● **TASK BRIEF**:
Of all the lines in the material, how many include the word "this"? Reply with the number alone.

● **INPUT DATA**:
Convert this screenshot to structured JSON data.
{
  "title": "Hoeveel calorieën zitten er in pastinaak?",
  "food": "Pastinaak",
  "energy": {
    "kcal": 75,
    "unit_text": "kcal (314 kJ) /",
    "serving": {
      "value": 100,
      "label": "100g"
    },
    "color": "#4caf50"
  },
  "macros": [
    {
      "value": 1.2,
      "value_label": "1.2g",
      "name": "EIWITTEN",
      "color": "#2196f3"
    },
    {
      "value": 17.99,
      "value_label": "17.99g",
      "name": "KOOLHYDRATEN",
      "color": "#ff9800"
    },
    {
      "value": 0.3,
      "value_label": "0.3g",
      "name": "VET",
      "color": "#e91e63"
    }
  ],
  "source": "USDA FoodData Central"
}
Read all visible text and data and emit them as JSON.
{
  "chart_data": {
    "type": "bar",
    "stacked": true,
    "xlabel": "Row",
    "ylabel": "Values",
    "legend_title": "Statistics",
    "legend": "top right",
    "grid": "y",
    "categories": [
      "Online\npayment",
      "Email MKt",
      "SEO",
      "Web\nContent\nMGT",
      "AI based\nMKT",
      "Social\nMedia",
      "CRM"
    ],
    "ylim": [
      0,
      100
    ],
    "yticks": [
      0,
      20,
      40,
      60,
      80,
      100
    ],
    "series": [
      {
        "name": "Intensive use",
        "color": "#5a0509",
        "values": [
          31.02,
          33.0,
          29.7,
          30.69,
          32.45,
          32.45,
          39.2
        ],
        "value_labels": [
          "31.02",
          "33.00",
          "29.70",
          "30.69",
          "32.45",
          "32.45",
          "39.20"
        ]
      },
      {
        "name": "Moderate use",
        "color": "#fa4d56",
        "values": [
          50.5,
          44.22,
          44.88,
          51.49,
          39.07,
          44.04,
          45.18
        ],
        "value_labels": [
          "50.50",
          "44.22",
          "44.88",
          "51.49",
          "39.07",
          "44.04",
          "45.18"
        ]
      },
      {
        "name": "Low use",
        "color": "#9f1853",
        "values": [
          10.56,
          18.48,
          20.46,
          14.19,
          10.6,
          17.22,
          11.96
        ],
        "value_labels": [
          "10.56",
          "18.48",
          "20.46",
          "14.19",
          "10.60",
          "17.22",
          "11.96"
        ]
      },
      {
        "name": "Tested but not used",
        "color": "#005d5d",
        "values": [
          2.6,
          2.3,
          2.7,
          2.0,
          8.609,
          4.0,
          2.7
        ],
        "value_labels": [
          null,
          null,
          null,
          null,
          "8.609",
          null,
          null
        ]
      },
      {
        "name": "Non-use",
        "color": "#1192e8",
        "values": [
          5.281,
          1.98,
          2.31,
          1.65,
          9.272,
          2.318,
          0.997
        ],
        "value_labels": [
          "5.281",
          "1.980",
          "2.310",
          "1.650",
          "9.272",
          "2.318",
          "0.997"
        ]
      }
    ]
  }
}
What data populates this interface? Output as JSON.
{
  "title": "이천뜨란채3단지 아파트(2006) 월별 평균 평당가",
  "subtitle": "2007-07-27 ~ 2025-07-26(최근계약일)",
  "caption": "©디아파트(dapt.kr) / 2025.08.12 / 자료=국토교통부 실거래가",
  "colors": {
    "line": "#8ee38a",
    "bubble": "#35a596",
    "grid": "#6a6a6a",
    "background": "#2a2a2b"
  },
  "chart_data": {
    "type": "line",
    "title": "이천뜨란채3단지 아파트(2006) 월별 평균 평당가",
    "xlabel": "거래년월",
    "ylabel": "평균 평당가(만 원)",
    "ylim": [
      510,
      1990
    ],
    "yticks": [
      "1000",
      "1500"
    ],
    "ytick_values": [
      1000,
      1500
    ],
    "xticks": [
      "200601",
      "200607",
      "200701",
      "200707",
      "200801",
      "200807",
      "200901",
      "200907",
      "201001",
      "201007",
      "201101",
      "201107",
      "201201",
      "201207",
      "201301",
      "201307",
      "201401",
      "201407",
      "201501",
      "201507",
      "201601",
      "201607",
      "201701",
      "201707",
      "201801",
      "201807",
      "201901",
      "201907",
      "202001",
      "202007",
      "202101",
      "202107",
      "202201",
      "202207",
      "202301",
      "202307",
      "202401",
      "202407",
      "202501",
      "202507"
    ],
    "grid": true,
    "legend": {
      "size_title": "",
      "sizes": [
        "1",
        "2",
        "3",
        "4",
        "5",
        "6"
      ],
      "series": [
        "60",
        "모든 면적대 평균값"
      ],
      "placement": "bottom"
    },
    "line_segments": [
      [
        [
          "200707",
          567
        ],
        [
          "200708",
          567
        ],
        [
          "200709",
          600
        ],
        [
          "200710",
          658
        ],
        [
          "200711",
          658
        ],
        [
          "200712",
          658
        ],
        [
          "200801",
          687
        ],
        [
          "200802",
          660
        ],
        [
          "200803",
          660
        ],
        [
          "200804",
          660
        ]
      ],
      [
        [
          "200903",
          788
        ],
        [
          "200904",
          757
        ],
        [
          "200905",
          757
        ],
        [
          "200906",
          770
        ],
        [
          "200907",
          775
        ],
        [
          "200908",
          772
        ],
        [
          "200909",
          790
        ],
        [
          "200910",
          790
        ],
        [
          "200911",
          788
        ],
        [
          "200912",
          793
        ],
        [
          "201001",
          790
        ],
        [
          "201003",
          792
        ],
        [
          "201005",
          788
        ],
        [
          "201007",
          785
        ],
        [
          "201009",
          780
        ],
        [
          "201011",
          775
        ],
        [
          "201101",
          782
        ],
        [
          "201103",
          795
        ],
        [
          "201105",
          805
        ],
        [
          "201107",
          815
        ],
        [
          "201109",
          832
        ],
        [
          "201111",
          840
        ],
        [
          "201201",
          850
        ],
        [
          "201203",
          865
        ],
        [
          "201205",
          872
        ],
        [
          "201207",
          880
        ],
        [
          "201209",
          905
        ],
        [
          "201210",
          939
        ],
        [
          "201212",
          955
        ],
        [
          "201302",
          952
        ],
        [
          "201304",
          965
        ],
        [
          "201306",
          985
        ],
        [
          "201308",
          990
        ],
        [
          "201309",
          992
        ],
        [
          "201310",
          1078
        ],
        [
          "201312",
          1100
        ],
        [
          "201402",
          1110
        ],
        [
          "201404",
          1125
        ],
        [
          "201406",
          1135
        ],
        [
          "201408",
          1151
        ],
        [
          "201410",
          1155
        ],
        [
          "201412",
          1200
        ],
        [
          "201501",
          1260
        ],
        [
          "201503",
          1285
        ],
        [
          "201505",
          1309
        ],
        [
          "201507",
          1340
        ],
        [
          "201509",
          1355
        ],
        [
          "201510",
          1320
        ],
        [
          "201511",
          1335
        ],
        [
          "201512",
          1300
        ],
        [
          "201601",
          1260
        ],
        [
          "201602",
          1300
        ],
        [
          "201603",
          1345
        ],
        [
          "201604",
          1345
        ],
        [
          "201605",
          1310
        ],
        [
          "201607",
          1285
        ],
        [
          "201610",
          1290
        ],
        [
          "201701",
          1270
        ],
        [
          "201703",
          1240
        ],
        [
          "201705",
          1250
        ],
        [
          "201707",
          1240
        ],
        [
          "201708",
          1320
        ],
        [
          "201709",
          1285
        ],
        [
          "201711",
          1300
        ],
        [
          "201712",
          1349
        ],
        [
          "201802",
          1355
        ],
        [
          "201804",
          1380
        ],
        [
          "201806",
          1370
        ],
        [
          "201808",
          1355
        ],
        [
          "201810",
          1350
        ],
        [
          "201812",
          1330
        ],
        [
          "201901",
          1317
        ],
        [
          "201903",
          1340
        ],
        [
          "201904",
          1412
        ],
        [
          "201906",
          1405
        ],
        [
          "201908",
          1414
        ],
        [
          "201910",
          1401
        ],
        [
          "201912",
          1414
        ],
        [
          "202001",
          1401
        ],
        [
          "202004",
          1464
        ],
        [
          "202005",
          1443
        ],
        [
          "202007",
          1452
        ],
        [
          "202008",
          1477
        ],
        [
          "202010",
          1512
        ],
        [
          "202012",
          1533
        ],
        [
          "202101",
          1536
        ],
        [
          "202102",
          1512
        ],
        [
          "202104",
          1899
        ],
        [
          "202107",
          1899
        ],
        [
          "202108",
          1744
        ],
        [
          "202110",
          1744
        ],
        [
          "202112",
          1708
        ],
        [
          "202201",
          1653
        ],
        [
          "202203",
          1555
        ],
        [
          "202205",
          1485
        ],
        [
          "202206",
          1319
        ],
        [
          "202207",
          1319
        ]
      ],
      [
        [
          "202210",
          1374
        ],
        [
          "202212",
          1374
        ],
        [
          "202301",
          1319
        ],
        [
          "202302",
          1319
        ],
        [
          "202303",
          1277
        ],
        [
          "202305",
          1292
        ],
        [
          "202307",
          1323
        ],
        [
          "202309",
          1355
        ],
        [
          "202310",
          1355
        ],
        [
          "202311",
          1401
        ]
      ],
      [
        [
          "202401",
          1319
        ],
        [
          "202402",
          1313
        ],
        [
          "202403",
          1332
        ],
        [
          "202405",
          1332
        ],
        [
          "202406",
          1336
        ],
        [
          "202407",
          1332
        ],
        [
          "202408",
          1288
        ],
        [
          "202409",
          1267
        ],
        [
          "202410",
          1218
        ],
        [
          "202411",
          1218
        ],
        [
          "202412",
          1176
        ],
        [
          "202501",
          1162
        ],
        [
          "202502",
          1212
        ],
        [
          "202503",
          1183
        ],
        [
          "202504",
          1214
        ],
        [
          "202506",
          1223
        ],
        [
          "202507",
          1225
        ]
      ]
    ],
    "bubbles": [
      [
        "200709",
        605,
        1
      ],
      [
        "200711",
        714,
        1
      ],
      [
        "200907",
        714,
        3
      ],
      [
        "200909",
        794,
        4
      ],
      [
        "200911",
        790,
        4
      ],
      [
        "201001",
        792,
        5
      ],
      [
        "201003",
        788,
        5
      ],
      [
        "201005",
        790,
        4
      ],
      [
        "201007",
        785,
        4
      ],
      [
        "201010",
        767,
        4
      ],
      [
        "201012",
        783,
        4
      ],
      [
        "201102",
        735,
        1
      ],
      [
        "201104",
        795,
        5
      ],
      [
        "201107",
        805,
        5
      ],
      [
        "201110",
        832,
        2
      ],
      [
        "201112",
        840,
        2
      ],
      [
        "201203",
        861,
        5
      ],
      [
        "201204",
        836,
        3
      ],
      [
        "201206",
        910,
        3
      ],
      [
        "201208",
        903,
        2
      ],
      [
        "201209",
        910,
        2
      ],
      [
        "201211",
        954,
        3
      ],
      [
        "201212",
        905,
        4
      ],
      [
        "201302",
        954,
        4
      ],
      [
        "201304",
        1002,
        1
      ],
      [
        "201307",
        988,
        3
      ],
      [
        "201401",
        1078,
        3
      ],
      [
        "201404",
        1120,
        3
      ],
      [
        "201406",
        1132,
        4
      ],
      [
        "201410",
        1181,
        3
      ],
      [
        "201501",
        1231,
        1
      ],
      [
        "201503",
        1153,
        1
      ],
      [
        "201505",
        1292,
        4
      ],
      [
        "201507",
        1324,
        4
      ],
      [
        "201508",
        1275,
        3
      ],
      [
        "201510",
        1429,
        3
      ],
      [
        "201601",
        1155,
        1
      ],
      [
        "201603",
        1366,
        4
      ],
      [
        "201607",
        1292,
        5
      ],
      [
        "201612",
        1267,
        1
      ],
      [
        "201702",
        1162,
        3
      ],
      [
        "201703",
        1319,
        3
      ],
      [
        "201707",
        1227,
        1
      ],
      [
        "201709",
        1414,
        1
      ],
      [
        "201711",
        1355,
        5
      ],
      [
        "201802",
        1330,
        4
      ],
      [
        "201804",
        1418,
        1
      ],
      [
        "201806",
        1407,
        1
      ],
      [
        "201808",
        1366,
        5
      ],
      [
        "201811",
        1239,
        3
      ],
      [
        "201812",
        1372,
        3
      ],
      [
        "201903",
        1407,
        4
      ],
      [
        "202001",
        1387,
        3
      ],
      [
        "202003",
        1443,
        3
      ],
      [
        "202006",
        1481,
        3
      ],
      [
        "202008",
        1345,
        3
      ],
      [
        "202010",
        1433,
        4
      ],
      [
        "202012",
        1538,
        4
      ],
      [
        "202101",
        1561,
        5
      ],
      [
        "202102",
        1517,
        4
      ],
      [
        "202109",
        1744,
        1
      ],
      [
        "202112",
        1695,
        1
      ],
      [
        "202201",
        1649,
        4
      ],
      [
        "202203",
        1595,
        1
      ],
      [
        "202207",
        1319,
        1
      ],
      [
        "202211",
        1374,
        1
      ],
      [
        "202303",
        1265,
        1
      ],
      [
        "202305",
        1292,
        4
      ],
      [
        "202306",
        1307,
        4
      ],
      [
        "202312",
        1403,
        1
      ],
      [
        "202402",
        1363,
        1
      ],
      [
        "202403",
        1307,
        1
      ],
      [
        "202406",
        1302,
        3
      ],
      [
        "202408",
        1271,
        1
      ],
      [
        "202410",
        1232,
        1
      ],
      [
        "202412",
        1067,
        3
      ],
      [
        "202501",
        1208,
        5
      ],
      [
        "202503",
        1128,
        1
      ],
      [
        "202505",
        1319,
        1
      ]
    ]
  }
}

● **RESPONSE TO THE EXERCISE**:
2